**Exercise prompt**: Format every line of the entries below as a Markdown table with two columns, "Row" for the row number and "Text" for the line itself. Leave out blank lines.

*****

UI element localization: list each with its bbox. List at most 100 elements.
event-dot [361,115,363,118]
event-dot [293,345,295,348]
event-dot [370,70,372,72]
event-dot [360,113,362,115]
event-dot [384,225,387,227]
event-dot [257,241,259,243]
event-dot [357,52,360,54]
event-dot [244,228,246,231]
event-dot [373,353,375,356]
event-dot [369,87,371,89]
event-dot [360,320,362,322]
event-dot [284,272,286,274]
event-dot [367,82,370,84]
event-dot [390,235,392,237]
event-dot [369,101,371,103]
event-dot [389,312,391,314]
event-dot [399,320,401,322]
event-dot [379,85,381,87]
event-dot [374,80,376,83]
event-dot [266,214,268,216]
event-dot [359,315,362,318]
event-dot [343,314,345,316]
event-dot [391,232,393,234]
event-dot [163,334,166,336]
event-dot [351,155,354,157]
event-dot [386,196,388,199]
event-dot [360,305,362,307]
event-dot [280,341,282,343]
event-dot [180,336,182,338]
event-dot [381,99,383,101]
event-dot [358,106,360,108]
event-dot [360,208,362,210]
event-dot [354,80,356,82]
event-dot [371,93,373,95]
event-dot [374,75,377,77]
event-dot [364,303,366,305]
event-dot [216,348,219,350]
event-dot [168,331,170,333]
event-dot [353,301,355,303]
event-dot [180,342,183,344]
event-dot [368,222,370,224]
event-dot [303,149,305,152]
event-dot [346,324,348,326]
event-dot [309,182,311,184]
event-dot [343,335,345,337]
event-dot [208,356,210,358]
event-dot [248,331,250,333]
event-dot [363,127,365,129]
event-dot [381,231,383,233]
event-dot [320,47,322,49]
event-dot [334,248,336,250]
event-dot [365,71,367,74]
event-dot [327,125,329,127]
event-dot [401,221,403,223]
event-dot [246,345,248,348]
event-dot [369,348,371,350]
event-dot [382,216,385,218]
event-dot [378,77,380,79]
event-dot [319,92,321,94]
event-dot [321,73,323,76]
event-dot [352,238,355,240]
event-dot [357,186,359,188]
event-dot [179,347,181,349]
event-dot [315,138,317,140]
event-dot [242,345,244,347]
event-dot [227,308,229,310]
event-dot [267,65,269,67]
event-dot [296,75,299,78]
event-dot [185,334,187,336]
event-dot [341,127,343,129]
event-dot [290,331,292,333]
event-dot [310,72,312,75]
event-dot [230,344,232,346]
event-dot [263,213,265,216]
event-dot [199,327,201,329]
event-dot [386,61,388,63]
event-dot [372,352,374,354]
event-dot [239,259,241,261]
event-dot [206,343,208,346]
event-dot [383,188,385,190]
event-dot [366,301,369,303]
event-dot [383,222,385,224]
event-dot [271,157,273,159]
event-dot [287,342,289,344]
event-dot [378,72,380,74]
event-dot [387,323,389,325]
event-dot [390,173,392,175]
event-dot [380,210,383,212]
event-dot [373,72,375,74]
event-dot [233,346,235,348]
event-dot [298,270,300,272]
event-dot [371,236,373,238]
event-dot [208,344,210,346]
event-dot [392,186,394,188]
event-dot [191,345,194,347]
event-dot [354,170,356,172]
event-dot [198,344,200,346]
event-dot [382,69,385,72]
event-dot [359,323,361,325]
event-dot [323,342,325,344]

*****

**Result for this exercise**:
| Row | Text |
|---|---|
| 1 | UI element localization: list each with its bbox. List at most 100 elements. |
| 2 | event-dot [361,115,363,118] |
| 3 | event-dot [293,345,295,348] |
| 4 | event-dot [370,70,372,72] |
| 5 | event-dot [360,113,362,115] |
| 6 | event-dot [384,225,387,227] |
| 7 | event-dot [257,241,259,243] |
| 8 | event-dot [357,52,360,54] |
| 9 | event-dot [244,228,246,231] |
| 10 | event-dot [373,353,375,356] |
| 11 | event-dot [369,87,371,89] |
| 12 | event-dot [360,320,362,322] |
| 13 | event-dot [284,272,286,274] |
| 14 | event-dot [367,82,370,84] |
| 15 | event-dot [390,235,392,237] |
| 16 | event-dot [369,101,371,103] |
| 17 | event-dot [389,312,391,314] |
| 18 | event-dot [399,320,401,322] |
| 19 | event-dot [379,85,381,87] |
| 20 | event-dot [374,80,376,83] |
| 21 | event-dot [266,214,268,216] |
| 22 | event-dot [359,315,362,318] |
| 23 | event-dot [343,314,345,316] |
| 24 | event-dot [391,232,393,234] |
| 25 | event-dot [163,334,166,336] |
| 26 | event-dot [351,155,354,157] |
| 27 | event-dot [386,196,388,199] |
| 28 | event-dot [360,305,362,307] |
| 29 | event-dot [280,341,282,343] |
| 30 | event-dot [180,336,182,338] |
| 31 | event-dot [381,99,383,101] |
| 32 | event-dot [358,106,360,108] |
| 33 | event-dot [360,208,362,210] |
| 34 | event-dot [354,80,356,82] |
| 35 | event-dot [371,93,373,95] |
| 36 | event-dot [374,75,377,77] |
| 37 | event-dot [364,303,366,305] |
| 38 | event-dot [216,348,219,350] |
| 39 | event-dot [168,331,170,333] |
| 40 | event-dot [353,301,355,303] |
| 41 | event-dot [180,342,183,344] |
| 42 | event-dot [368,222,370,224] |
| 43 | event-dot [303,149,305,152] |
| 44 | event-dot [346,324,348,326] |
| 45 | event-dot [309,182,311,184] |
| 46 | event-dot [343,335,345,337] |
| 47 | event-dot [208,356,210,358] |
| 48 | event-dot [248,331,250,333] |
| 49 | event-dot [363,127,365,129] |
| 50 | event-dot [381,231,383,233] |
| 51 | event-dot [320,47,322,49] |
| 52 | event-dot [334,248,336,250] |
| 53 | event-dot [365,71,367,74] |
| 54 | event-dot [327,125,329,127] |
| 55 | event-dot [401,221,403,223] |
| 56 | event-dot [246,345,248,348] |
| 57 | event-dot [369,348,371,350] |
| 58 | event-dot [382,216,385,218] |
| 59 | event-dot [378,77,380,79] |
| 60 | event-dot [319,92,321,94] |
| 61 | event-dot [321,73,323,76] |
| 62 | event-dot [352,238,355,240] |
| 63 | event-dot [357,186,359,188] |
| 64 | event-dot [179,347,181,349] |
| 65 | event-dot [315,138,317,140] |
| 66 | event-dot [242,345,244,347] |
| 67 | event-dot [227,308,229,310] |
| 68 | event-dot [267,65,269,67] |
| 69 | event-dot [296,75,299,78] |
| 70 | event-dot [185,334,187,336] |
| 71 | event-dot [341,127,343,129] |
| 72 | event-dot [290,331,292,333] |
| 73 | event-dot [310,72,312,75] |
| 74 | event-dot [230,344,232,346] |
| 75 | event-dot [263,213,265,216] |
| 76 | event-dot [199,327,201,329] |
| 77 | event-dot [386,61,388,63] |
| 78 | event-dot [372,352,374,354] |
| 79 | event-dot [239,259,241,261] |
| 80 | event-dot [206,343,208,346] |
| 81 | event-dot [383,188,385,190] |
| 82 | event-dot [366,301,369,303] |
| 83 | event-dot [383,222,385,224] |
| 84 | event-dot [271,157,273,159] |
| 85 | event-dot [287,342,289,344] |
| 86 | event-dot [378,72,380,74] |
| 87 | event-dot [387,323,389,325] |
| 88 | event-dot [390,173,392,175] |
| 89 | event-dot [380,210,383,212] |
| 90 | event-dot [373,72,375,74] |
| 91 | event-dot [233,346,235,348] |
| 92 | event-dot [298,270,300,272] |
| 93 | event-dot [371,236,373,238] |
| 94 | event-dot [208,344,210,346] |
| 95 | event-dot [392,186,394,188] |
| 96 | event-dot [191,345,194,347] |
| 97 | event-dot [354,170,356,172] |
| 98 | event-dot [198,344,200,346] |
| 99 | event-dot [382,69,385,72] |
| 100 | event-dot [359,323,361,325] |
| 101 | event-dot [323,342,325,344] |